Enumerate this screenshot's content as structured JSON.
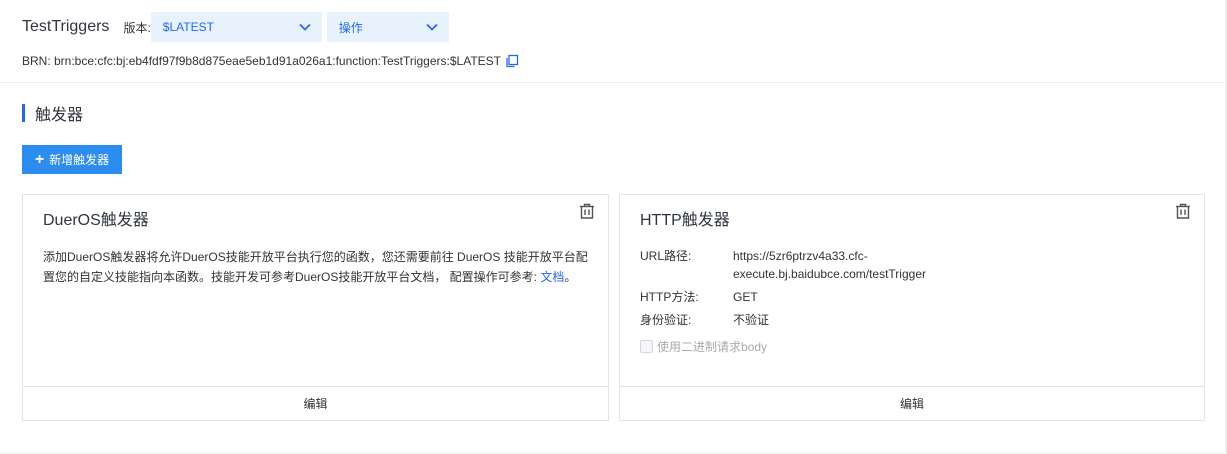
{
  "header": {
    "function_name": "TestTriggers",
    "version_label": "版本:",
    "version_value": "$LATEST",
    "ops_value": "操作"
  },
  "brn": {
    "text": "BRN:  brn:bce:cfc:bj:eb4fdf97f9b8d875eae5eb1d91a026a1:function:TestTriggers:$LATEST"
  },
  "section": {
    "title": "触发器",
    "add_button": "新增触发器"
  },
  "cards": {
    "dueros": {
      "title": "DuerOS触发器",
      "desc_text": "添加DuerOS触发器将允许DuerOS技能开放平台执行您的函数，您还需要前往 DuerOS 技能开放平台配置您的自定义技能指向本函数。技能开发可参考DuerOS技能开放平台文档， 配置操作可参考: ",
      "desc_link": "文档",
      "desc_end": "。",
      "edit": "编辑"
    },
    "http": {
      "title": "HTTP触发器",
      "url_label": "URL路径:",
      "url_value": "https://5zr6ptrzv4a33.cfc-execute.bj.baidubce.com/testTrigger",
      "method_label": "HTTP方法:",
      "method_value": "GET",
      "auth_label": "身份验证:",
      "auth_value": "不验证",
      "binary_label": "使用二进制请求body",
      "edit": "编辑"
    }
  },
  "colors": {
    "accent": "#2468f2",
    "button": "#2d8cf0",
    "select_bg": "#e8f2fd"
  }
}
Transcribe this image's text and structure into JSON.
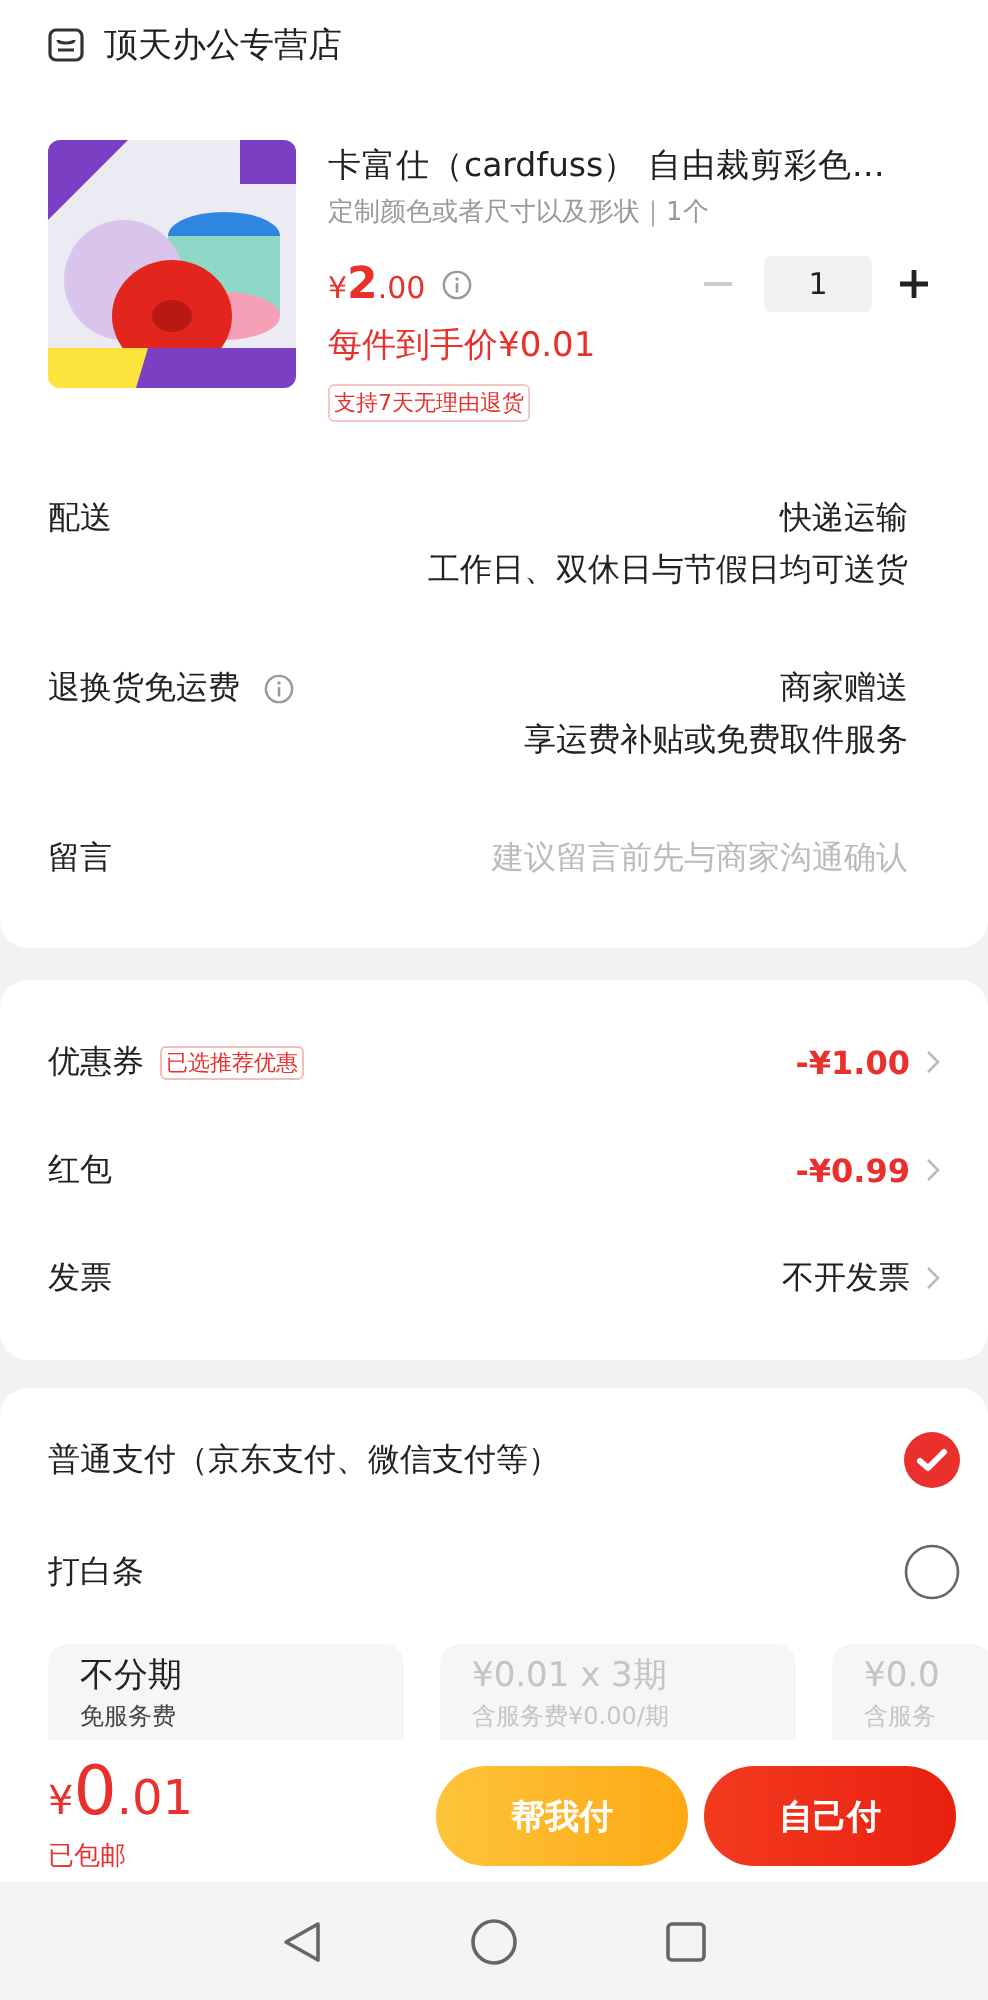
{
  "store": {
    "name": "顶天办公专营店"
  },
  "product": {
    "title": "卡富仕（cardfuss） 自由裁剪彩色…",
    "spec": "定制颜色或者尺寸以及形状｜1个",
    "price": {
      "currency": "¥",
      "integer": "2",
      "decimal": ".00"
    },
    "quantity": "1",
    "decrease_disabled": true,
    "final_price": "每件到手价¥0.01",
    "tag": "支持7天无理由退货"
  },
  "info_rows": [
    {
      "label": "配送",
      "info_icon": false,
      "kind": "value",
      "values": [
        "快递运输",
        "工作日、双休日与节假日均可送货"
      ]
    },
    {
      "label": "退换货免运费",
      "info_icon": true,
      "kind": "value",
      "values": [
        "商家赠送",
        "享运费补贴或免费取件服务"
      ]
    },
    {
      "label": "留言",
      "info_icon": false,
      "kind": "input",
      "placeholder": "建议留言前先与商家沟通确认"
    }
  ],
  "discounts": [
    {
      "label": "优惠券",
      "badge": "已选推荐优惠",
      "value": "-¥1.00",
      "kind": "deduction"
    },
    {
      "label": "红包",
      "value": "-¥0.99",
      "kind": "deduction"
    },
    {
      "label": "发票",
      "value": "不开发票",
      "kind": "plain"
    }
  ],
  "payment": {
    "options": [
      {
        "label": "普通支付（京东支付、微信支付等）",
        "selected": true
      },
      {
        "label": "打白条",
        "selected": false
      }
    ],
    "plans": [
      {
        "title": "不分期",
        "subtitle": "免服务费",
        "disabled": false
      },
      {
        "title": "¥0.01 x 3期",
        "subtitle": "含服务费¥0.00/期",
        "disabled": true
      },
      {
        "title": "¥0.0",
        "subtitle": "含服务",
        "disabled": true
      }
    ]
  },
  "footer": {
    "total": {
      "currency": "¥",
      "integer": "0",
      "decimal": ".01"
    },
    "shipping": "已包邮",
    "buttons": [
      {
        "label": "帮我付",
        "kind": "secondary"
      },
      {
        "label": "自己付",
        "kind": "primary"
      }
    ]
  }
}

▶ [What to produce]: Without the pictures, return the entries exactly as they appear.

▶ [Finished task]:
Enumerate this screenshot's content as structured JSON.
{
  "header": {
    "function_name": "TestTriggers",
    "version_label": "版本:",
    "version_value": "$LATEST",
    "ops_value": "操作"
  },
  "brn": {
    "text": "BRN:  brn:bce:cfc:bj:eb4fdf97f9b8d875eae5eb1d91a026a1:function:TestTriggers:$LATEST"
  },
  "section": {
    "title": "触发器",
    "add_button": "新增触发器"
  },
  "cards": {
    "dueros": {
      "title": "DuerOS触发器",
      "desc_text": "添加DuerOS触发器将允许DuerOS技能开放平台执行您的函数，您还需要前往 DuerOS 技能开放平台配置您的自定义技能指向本函数。技能开发可参考DuerOS技能开放平台文档， 配置操作可参考: ",
      "desc_link": "文档",
      "desc_end": "。",
      "edit": "编辑"
    },
    "http": {
      "title": "HTTP触发器",
      "url_label": "URL路径:",
      "url_value": "https://5zr6ptrzv4a33.cfc-execute.bj.baidubce.com/testTrigger",
      "method_label": "HTTP方法:",
      "method_value": "GET",
      "auth_label": "身份验证:",
      "auth_value": "不验证",
      "binary_label": "使用二进制请求body",
      "edit": "编辑"
    }
  },
  "colors": {
    "accent": "#2468f2",
    "button": "#2d8cf0",
    "select_bg": "#e8f2fd"
  }
}
Transcribe this image's text and structure into JSON.
{
  "store": {
    "name": "顶天办公专营店"
  },
  "product": {
    "title": "卡富仕（cardfuss） 自由裁剪彩色…",
    "spec": "定制颜色或者尺寸以及形状｜1个",
    "price": {
      "currency": "¥",
      "integer": "2",
      "decimal": ".00"
    },
    "quantity": "1",
    "decrease_disabled": true,
    "final_price": "每件到手价¥0.01",
    "tag": "支持7天无理由退货"
  },
  "info_rows": [
    {
      "label": "配送",
      "info_icon": false,
      "kind": "value",
      "values": [
        "快递运输",
        "工作日、双休日与节假日均可送货"
      ]
    },
    {
      "label": "退换货免运费",
      "info_icon": true,
      "kind": "value",
      "values": [
        "商家赠送",
        "享运费补贴或免费取件服务"
      ]
    },
    {
      "label": "留言",
      "info_icon": false,
      "kind": "input",
      "placeholder": "建议留言前先与商家沟通确认"
    }
  ],
  "discounts": [
    {
      "label": "优惠券",
      "badge": "已选推荐优惠",
      "value": "-¥1.00",
      "kind": "deduction"
    },
    {
      "label": "红包",
      "value": "-¥0.99",
      "kind": "deduction"
    },
    {
      "label": "发票",
      "value": "不开发票",
      "kind": "plain"
    }
  ],
  "payment": {
    "options": [
      {
        "label": "普通支付（京东支付、微信支付等）",
        "selected": true
      },
      {
        "label": "打白条",
        "selected": false
      }
    ],
    "plans": [
      {
        "title": "不分期",
        "subtitle": "免服务费",
        "disabled": false
      },
      {
        "title": "¥0.01 x 3期",
        "subtitle": "含服务费¥0.00/期",
        "disabled": true
      },
      {
        "title": "¥0.0",
        "subtitle": "含服务",
        "disabled": true
      }
    ]
  },
  "footer": {
    "total": {
      "currency": "¥",
      "integer": "0",
      "decimal": ".01"
    },
    "shipping": "已包邮",
    "buttons": [
      {
        "label": "帮我付",
        "kind": "secondary"
      },
      {
        "label": "自己付",
        "kind": "primary"
      }
    ]
  }
}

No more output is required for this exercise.